EXERCISE TASK 1:
List every kind of 2D drawing that the Scan-to-CAD text below says the service produces.

DOCUMENT EXTRACT:
== == ==
Robotic Imaging’s Scan-to-CAD service converts LiDAR point cloud data into accurate, dimensioned 2D CAD drawings — floor plans, reflected ceiling plans, elevations, sections, and MEP documentation — delivered in DWG, DXF, and PDF formats at ±2mm accuracy from the LEICA RTC 360 scanner. For commercial renovation, tenant improvement, and facility documentation projects that require verified as-built drawings without the cost or complexity of a full 3D BIM model, documentation starts at $0.19 per square foot, nationwide, in 10–14 business days — 50–80% faster than traditional manual surveying for equivalent commercial scopes.
This guide covers the technology, three-phase workflow, accuracy standards, industry use cases, and enterprise-scale programs. For the full deliverable table, LOD breakdown, and project pricing, see the Scan-to-CAD service overview.
Scan-to-CAD is the point cloud to CAD conversion process — transforming 3D LiDAR scan data into dimensioned 2D CAD drawings. Robotic Imaging deploys the LEICA RTC 360 — which captures 2,000,000 points per second at ±2mm accuracy — in a systematic scan position sequence across a building, recording the precise location of every wall, ceiling, floor, column, opening, and MEP system. CAD technicians then extract 2D views from that point cloud: floor plans from horizontal cuts, elevations from vertical slices, reflected ceiling plans from ceiling-plane projections.
== == ==
EXERCISE TASK 2:
Arrange the rows below, from the line with "feature: LTV Implicite: immobile" to the line with "title pill: section 5: 5.", both included, as a Markdown table with columns Num and Line. Give a row number and the line, and leave out blank lines.

EXTRACTED MATERIAL:
== == ==
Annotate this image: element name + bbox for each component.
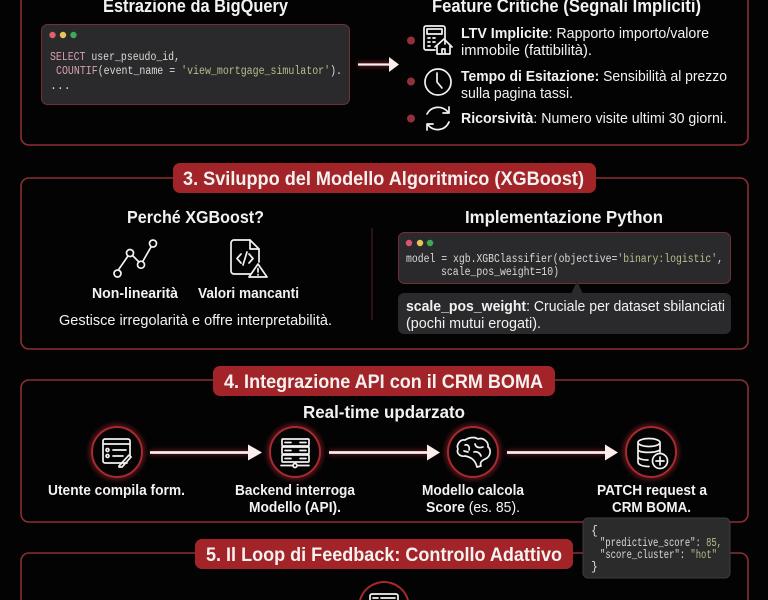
feature: LTV Implicite: immobile (fattibilità). bbox=[461, 43, 592, 59]
feature: Ricorsività: Ricorsività: Numero visite ultimi 30 giorni. bbox=[461, 111, 727, 127]
step: user form bbox=[48, 426, 185, 499]
icon: non-linear line chart bbox=[114, 240, 156, 277]
code window: JSON payload: "predictive_score": 85, bbox=[600, 537, 722, 550]
code window: BigQuery SQL: SELECT user_pseudo_id, bbox=[50, 51, 180, 64]
feature: LTV Implicite bbox=[407, 26, 709, 59]
step: model score: Modello calcola bbox=[422, 483, 525, 499]
code window: JSON payload: } bbox=[591, 561, 598, 574]
code window: Python: model = xgb.XGBClassifier(objective='binary:logistic', bbox=[406, 253, 723, 266]
feature: Tempo di Esitazione: sulla pagina tassi. bbox=[461, 86, 573, 102]
step: model score: Score (es. 85). bbox=[426, 500, 520, 516]
arrow: code to features bbox=[358, 57, 399, 72]
callout: scale_pos_weight bbox=[398, 281, 731, 334]
label: Valori mancanti: Valori mancanti bbox=[198, 286, 299, 302]
label: Non-linearità: Non-linearità bbox=[92, 286, 179, 302]
callout: scale_pos_weight: (pochi mutui erogati). bbox=[406, 315, 541, 332]
heading: Perché XGBoost: Perché XGBoost? bbox=[127, 207, 264, 227]
icon: feedback loop step, cropped bbox=[360, 582, 408, 600]
step: backend: Backend interroga bbox=[235, 483, 356, 499]
feature: LTV Implicite: LTV Implicite: Rapporto importo/valore bbox=[461, 26, 709, 42]
code window: Python: scale_pos_weight=10) bbox=[441, 266, 559, 279]
feature: Tempo di Esitazione: Tempo di Esitazione: Sensibilità al prezzo bbox=[461, 69, 727, 85]
code window: BigQuery SQL bbox=[42, 24, 350, 104]
code window: Python bbox=[398, 232, 730, 284]
icon: code document with warning bbox=[231, 240, 267, 277]
code window: BigQuery SQL: ... bbox=[50, 80, 71, 93]
code window: JSON payload: "score_cluster": "hot" bbox=[600, 549, 717, 562]
step: CRM patch: PATCH request a bbox=[597, 483, 708, 499]
title pill: section 3 bbox=[173, 163, 596, 193]
step: model score bbox=[422, 426, 525, 516]
title pill: section 5: 5. Il Loop di Feedback: Controllo Adattivo bbox=[206, 545, 562, 566]
text: XGBoost benefit: Gestisce irregolarità e offre interpretabilità. bbox=[59, 313, 332, 329]
panel: section 5 feedback loop bbox=[21, 539, 748, 600]
step: user form: Utente compila form. bbox=[48, 483, 185, 499]
panel: section 4 API integration bbox=[21, 366, 748, 522]
callout: scale_pos_weight: scale_pos_weight: Cruciale per dataset sbilanciati bbox=[406, 298, 725, 315]
title pill: section 3: 3. Sviluppo del Modello Algoritmico (XGBoost) bbox=[183, 169, 584, 190]
step: backend bbox=[235, 426, 356, 516]
panel: section 2 data extraction bbox=[21, 0, 748, 145]
heading: Implementazione Python: Implementazione Python bbox=[465, 207, 663, 227]
title pill: section 5 bbox=[195, 539, 573, 569]
arrow: model to CRM bbox=[507, 444, 618, 460]
panel: section 3 algorithmic model bbox=[21, 163, 748, 349]
step: CRM patch bbox=[597, 426, 708, 516]
step: CRM patch: CRM BOMA. bbox=[612, 500, 691, 516]
code window: BigQuery SQL: COUNTIF(event_name = 'view_mortgage_simulator'). bbox=[56, 65, 342, 78]
heading: Real-time: Real-time updarzato bbox=[303, 402, 465, 422]
code window: JSON payload: { bbox=[591, 525, 598, 538]
feature: Tempo di Esitazione bbox=[407, 69, 727, 102]
title pill: section 4: 4. Integrazione API con il CRM BOMA bbox=[224, 372, 543, 393]
arrow: backend to model bbox=[329, 444, 440, 460]
feature: Ricorsività bbox=[407, 107, 727, 130]
title pill: section 4 bbox=[213, 366, 555, 396]
step: backend: Modello (API). bbox=[249, 500, 341, 516]
arrow: form to backend bbox=[150, 444, 262, 460]
code window: JSON payload bbox=[583, 518, 730, 578]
== == ==
WORKED SOLUTION 1:
- Floor plans
- Reflected ceiling plans
- Elevations
- Sections
- MEP documentation

WORKED SOLUTION 2:
| Num | Line |
|---|---|
| 1 | feature: LTV Implicite: immobile (fattibilità). bbox=[461, 43, 592, 59] |
| 2 | feature: Ricorsività: Ricorsività: Numero visite ultimi 30 giorni. bbox=[461, 111, 727, 127] |
| 3 | step: user form bbox=[48, 426, 185, 499] |
| 4 | icon: non-linear line chart bbox=[114, 240, 156, 277] |
| 5 | code window: JSON payload: "predictive_score": 85, bbox=[600, 537, 722, 550] |
| 6 | code window: BigQuery SQL: SELECT user_pseudo_id, bbox=[50, 51, 180, 64] |
| 7 | feature: LTV Implicite bbox=[407, 26, 709, 59] |
| 8 | step: model score: Modello calcola bbox=[422, 483, 525, 499] |
| 9 | code window: JSON payload: } bbox=[591, 561, 598, 574] |
| 10 | code window: Python: model = xgb.XGBClassifier(objective='binary:logistic', bbox=[406, 253, 723, 266] |
| 11 | feature: Tempo di Esitazione: sulla pagina tassi. bbox=[461, 86, 573, 102] |
| 12 | step: model score: Score (es. 85). bbox=[426, 500, 520, 516] |
| 13 | arrow: code to features bbox=[358, 57, 399, 72] |
| 14 | callout: scale_pos_weight bbox=[398, 281, 731, 334] |
| 15 | label: Valori mancanti: Valori mancanti bbox=[198, 286, 299, 302] |
| 16 | label: Non-linearità: Non-linearità bbox=[92, 286, 179, 302] |
| 17 | callout: scale_pos_weight: (pochi mutui erogati). bbox=[406, 315, 541, 332] |
| 18 | heading: Perché XGBoost: Perché XGBoost? bbox=[127, 207, 264, 227] |
| 19 | icon: feedback loop step, cropped bbox=[360, 582, 408, 600] |
| 20 | step: backend: Backend interroga bbox=[235, 483, 356, 499] |
| 21 | feature: LTV Implicite: LTV Implicite: Rapporto importo/valore bbox=[461, 26, 709, 42] |
| 22 | code window: Python: scale_pos_weight=10) bbox=[441, 266, 559, 279] |
| 23 | feature: Tempo di Esitazione: Tempo di Esitazione: Sensibilità al prezzo bbox=[461, 69, 727, 85] |
| 24 | code window: BigQuery SQL bbox=[42, 24, 350, 104] |
| 25 | code window: Python bbox=[398, 232, 730, 284] |
| 26 | icon: code document with warning bbox=[231, 240, 267, 277] |
| 27 | code window: BigQuery SQL: ... bbox=[50, 80, 71, 93] |
| 28 | code window: JSON payload: "score_cluster": "hot" bbox=[600, 549, 717, 562] |
| 29 | step: CRM patch: PATCH request a bbox=[597, 483, 708, 499] |
| 30 | title pill: section 3 bbox=[173, 163, 596, 193] |
| 31 | step: model score bbox=[422, 426, 525, 516] |
| 32 | title pill: section 5: 5. Il Loop di Feedback: Controllo Adattivo bbox=[206, 545, 562, 566] |